Goal of the exercise: Extract the records in full, leaving every picture out.

Saved data entries:
◇ ◇ ◇ ◇ ◇ ◇ ◇
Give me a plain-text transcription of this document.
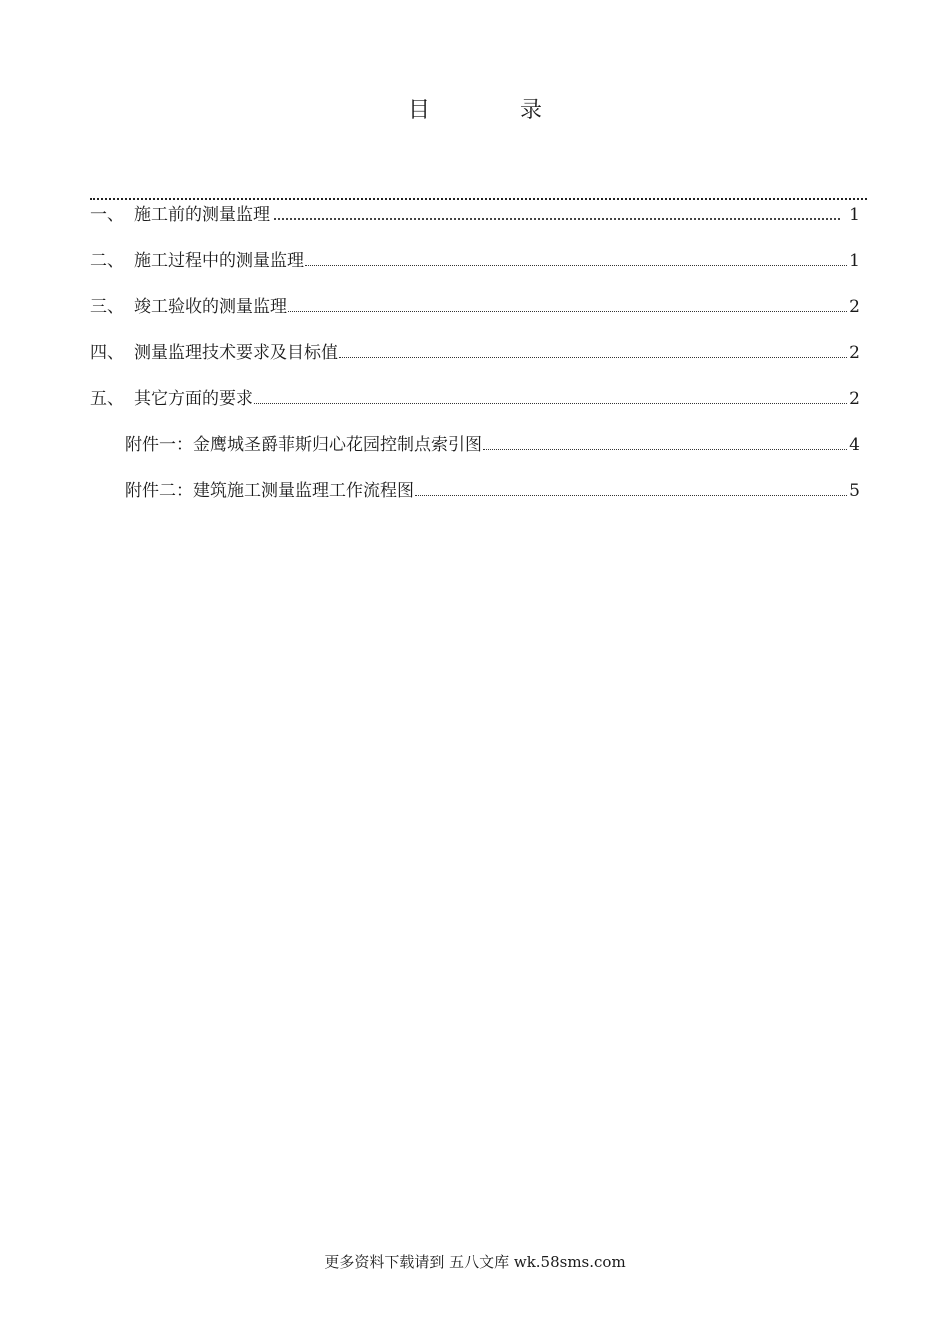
目　录
一、 施工前的测量监理	1
二、 施工过程中的测量监理	1
三、 竣工验收的测量监理	2
四、 测量监理技术要求及目标值	2
五、 其它方面的要求	2
附件一：金鹰城圣爵菲斯归心花园控制点索引图	4
附件二：建筑施工测量监理工作流程图	5
更多资料下载请到 五八文库 wk.58sms.com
◇ ◇ ◇ ◇ ◇ ◇ ◇
Full answer:
Give me a plain-text transcription of this document.
目　录
一、 施工前的测量监理	1
二、 施工过程中的测量监理	1
三、 竣工验收的测量监理	2
四、 测量监理技术要求及目标值	2
五、 其它方面的要求	2
附件一：金鹰城圣爵菲斯归心花园控制点索引图	4
附件二：建筑施工测量监理工作流程图	5
更多资料下载请到 五八文库 wk.58sms.com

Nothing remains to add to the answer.